Your task is to repeat the lines below exactly, excluding any pictures they contain.

(Source data)
+===+

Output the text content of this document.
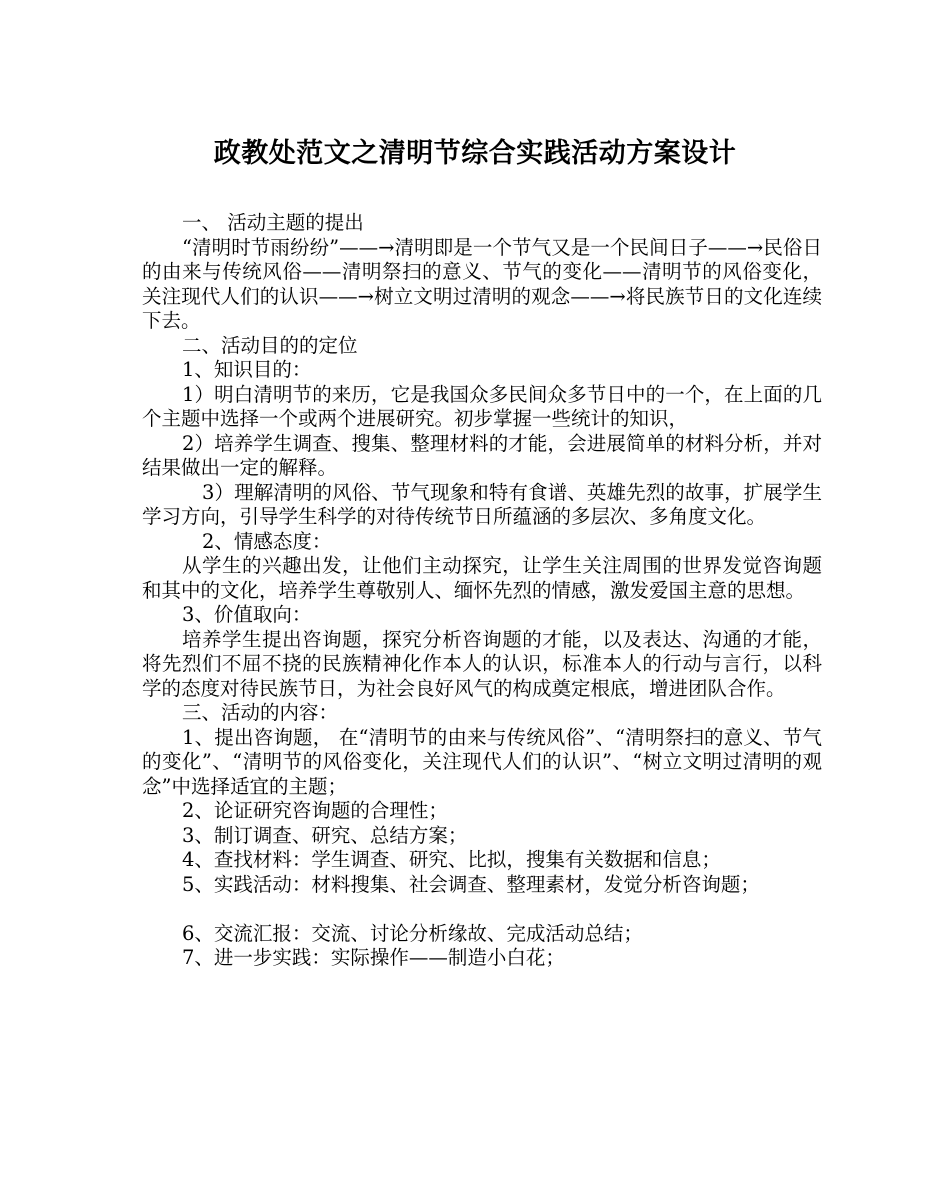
政教处范文之清明节综合实践活动方案设计

一、 活动主题的提出

“清明时节雨纷纷”——→清明即是一个节气又是一个民间日子——→民俗日的由来与传统风俗——清明祭扫的意义、节气的变化——清明节的风俗变化，关注现代人们的认识——→树立文明过清明的观念——→将民族节日的文化连续下去。

二、活动目的的定位

1、知识目的：

1）明白清明节的来历，它是我国众多民间众多节日中的一个，在上面的几个主题中选择一个或两个进展研究。初步掌握一些统计的知识，

2）培养学生调查、搜集、整理材料的才能，会进展简单的材料分析，并对结果做出一定的解释。

3）理解清明的风俗、节气现象和特有食谱、英雄先烈的故事，扩展学生学习方向，引导学生科学的对待传统节日所蕴涵的多层次、多角度文化。

2、情感态度：

从学生的兴趣出发，让他们主动探究，让学生关注周围的世界发觉咨询题和其中的文化，培养学生尊敬别人、缅怀先烈的情感，激发爱国主意的思想。

3、价值取向：

培养学生提出咨询题，探究分析咨询题的才能，以及表达、沟通的才能，将先烈们不屈不挠的民族精神化作本人的认识，标准本人的行动与言行，以科学的态度对待民族节日，为社会良好风气的构成奠定根底，增进团队合作。

三、活动的内容：

1、提出咨询题， 在“清明节的由来与传统风俗”、“清明祭扫的意义、节气的变化”、“清明节的风俗变化，关注现代人们的认识”、“树立文明过清明的观念”中选择适宜的主题；

2、论证研究咨询题的合理性；

3、制订调查、研究、总结方案；

4、查找材料：学生调查、研究、比拟，搜集有关数据和信息；

5、实践活动：材料搜集、社会调查、整理素材，发觉分析咨询题；

6、交流汇报：交流、讨论分析缘故、完成活动总结；

7、进一步实践：实际操作——制造小白花；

+===+

(Solution for this problem)
Output the text content of this document.
政教处范文之清明节综合实践活动方案设计

一、 活动主题的提出

“清明时节雨纷纷”——→清明即是一个节气又是一个民间日子——→民俗日的由来与传统风俗——清明祭扫的意义、节气的变化——清明节的风俗变化，关注现代人们的认识——→树立文明过清明的观念——→将民族节日的文化连续下去。

二、活动目的的定位

1、知识目的：

1）明白清明节的来历，它是我国众多民间众多节日中的一个，在上面的几个主题中选择一个或两个进展研究。初步掌握一些统计的知识，

2）培养学生调查、搜集、整理材料的才能，会进展简单的材料分析，并对结果做出一定的解释。

3）理解清明的风俗、节气现象和特有食谱、英雄先烈的故事，扩展学生学习方向，引导学生科学的对待传统节日所蕴涵的多层次、多角度文化。

2、情感态度：

从学生的兴趣出发，让他们主动探究，让学生关注周围的世界发觉咨询题和其中的文化，培养学生尊敬别人、缅怀先烈的情感，激发爱国主意的思想。

3、价值取向：

培养学生提出咨询题，探究分析咨询题的才能，以及表达、沟通的才能，将先烈们不屈不挠的民族精神化作本人的认识，标准本人的行动与言行，以科学的态度对待民族节日，为社会良好风气的构成奠定根底，增进团队合作。

三、活动的内容：

1、提出咨询题， 在“清明节的由来与传统风俗”、“清明祭扫的意义、节气的变化”、“清明节的风俗变化，关注现代人们的认识”、“树立文明过清明的观念”中选择适宜的主题；

2、论证研究咨询题的合理性；

3、制订调查、研究、总结方案；

4、查找材料：学生调查、研究、比拟，搜集有关数据和信息；

5、实践活动：材料搜集、社会调查、整理素材，发觉分析咨询题；

6、交流汇报：交流、讨论分析缘故、完成活动总结；

7、进一步实践：实际操作——制造小白花；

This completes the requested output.